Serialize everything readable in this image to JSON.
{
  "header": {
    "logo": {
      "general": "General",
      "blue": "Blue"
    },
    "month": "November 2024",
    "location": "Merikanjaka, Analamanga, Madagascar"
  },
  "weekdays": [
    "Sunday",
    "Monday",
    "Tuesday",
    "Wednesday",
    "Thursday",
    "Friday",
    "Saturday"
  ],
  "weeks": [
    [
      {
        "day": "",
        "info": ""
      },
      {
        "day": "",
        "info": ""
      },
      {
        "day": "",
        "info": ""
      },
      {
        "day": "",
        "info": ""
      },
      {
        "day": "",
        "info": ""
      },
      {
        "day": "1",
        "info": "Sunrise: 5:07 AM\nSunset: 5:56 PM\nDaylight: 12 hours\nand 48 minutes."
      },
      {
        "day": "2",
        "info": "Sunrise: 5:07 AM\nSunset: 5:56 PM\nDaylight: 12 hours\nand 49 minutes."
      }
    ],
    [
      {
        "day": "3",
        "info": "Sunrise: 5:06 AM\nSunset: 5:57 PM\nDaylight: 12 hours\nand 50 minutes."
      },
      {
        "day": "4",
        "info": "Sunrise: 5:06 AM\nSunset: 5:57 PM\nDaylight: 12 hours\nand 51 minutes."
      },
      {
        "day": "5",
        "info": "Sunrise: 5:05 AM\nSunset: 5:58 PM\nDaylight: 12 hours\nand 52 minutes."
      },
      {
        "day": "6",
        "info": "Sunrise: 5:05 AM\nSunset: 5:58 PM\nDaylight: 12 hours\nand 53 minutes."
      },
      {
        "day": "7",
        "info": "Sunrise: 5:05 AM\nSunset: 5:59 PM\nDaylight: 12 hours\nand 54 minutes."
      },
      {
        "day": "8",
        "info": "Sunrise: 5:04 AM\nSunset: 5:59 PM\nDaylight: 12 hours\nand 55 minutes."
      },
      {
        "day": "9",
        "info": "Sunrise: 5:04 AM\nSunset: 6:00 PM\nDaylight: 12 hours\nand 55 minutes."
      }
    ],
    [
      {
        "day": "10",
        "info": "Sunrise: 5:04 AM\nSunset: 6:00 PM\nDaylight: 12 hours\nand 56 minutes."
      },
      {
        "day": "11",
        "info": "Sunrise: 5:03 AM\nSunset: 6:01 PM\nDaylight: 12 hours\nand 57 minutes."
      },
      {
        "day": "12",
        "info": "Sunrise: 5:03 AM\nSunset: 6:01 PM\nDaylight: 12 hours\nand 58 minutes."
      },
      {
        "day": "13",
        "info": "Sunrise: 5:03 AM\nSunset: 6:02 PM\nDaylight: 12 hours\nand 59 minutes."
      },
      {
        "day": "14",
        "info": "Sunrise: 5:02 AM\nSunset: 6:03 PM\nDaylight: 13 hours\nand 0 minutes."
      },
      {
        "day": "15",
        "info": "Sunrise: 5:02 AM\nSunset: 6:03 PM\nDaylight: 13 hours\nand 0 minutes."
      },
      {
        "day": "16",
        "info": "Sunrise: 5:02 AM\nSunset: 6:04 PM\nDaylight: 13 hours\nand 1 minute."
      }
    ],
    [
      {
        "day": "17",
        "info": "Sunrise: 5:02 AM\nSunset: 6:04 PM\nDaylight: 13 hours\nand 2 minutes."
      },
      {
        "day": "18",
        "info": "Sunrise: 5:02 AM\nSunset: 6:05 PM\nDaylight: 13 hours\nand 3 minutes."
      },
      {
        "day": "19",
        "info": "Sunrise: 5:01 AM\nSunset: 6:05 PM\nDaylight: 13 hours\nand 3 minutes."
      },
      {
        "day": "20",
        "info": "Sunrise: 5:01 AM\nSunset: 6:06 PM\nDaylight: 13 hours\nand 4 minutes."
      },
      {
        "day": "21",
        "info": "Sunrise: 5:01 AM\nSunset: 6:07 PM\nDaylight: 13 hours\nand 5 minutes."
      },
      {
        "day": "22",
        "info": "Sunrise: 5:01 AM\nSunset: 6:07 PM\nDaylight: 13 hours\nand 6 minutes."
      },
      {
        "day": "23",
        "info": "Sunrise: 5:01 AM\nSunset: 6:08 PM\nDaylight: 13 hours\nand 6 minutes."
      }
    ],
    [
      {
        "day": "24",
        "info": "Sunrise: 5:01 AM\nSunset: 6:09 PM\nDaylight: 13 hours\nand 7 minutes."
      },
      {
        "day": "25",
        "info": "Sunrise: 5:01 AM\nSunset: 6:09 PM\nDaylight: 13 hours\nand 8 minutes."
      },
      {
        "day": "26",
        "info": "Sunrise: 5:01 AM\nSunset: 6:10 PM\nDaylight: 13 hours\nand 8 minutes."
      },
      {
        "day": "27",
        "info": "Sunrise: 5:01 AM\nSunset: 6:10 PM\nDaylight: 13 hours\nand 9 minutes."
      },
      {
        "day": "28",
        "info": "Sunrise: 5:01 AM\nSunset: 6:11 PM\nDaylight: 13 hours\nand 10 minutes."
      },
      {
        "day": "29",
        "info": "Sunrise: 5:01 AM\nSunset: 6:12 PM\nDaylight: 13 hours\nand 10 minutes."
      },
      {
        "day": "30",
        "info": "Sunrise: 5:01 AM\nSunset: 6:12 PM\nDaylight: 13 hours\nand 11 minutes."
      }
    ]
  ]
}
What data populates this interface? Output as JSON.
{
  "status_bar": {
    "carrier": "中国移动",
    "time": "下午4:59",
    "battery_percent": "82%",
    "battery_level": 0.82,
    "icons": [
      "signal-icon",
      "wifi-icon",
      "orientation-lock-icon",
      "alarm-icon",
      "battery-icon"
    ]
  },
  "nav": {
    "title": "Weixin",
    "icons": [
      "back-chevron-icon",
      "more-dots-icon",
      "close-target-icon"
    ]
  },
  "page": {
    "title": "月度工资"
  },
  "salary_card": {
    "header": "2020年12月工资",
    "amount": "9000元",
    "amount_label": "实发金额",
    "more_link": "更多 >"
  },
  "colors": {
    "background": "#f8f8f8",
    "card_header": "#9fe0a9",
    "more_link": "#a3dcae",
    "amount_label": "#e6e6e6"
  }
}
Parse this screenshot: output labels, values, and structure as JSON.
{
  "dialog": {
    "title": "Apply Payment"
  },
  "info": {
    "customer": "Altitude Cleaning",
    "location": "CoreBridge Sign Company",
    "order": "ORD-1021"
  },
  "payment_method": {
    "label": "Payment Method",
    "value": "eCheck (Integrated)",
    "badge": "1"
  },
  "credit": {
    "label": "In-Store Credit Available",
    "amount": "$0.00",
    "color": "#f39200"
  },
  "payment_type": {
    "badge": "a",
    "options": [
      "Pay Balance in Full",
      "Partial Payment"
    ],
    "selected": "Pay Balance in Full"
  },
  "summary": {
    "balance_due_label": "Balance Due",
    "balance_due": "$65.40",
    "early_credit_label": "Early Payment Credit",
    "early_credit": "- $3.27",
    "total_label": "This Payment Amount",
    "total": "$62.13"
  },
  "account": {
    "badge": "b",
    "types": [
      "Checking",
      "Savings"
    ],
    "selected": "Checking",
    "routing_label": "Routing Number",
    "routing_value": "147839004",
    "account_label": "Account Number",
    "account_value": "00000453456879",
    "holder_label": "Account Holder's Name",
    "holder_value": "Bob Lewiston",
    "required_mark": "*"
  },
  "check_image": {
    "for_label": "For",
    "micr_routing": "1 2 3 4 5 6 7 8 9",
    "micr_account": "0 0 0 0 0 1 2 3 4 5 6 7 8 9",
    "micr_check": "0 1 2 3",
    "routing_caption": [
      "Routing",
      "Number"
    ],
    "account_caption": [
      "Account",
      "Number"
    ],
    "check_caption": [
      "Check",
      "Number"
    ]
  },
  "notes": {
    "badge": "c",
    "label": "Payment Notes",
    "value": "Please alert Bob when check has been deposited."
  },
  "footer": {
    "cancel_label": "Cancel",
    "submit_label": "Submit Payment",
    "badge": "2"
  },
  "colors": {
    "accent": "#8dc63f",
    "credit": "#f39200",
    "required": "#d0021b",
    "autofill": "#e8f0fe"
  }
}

□ □ □ □ □ □ □

▶ **DIRECTIVE**
Where a line in the material contains "title", copy that line.

▶ **EXERCISE RESPONSE**
    "title": "Weixin",
    "title": "月度工资"
    "title": "Apply Payment"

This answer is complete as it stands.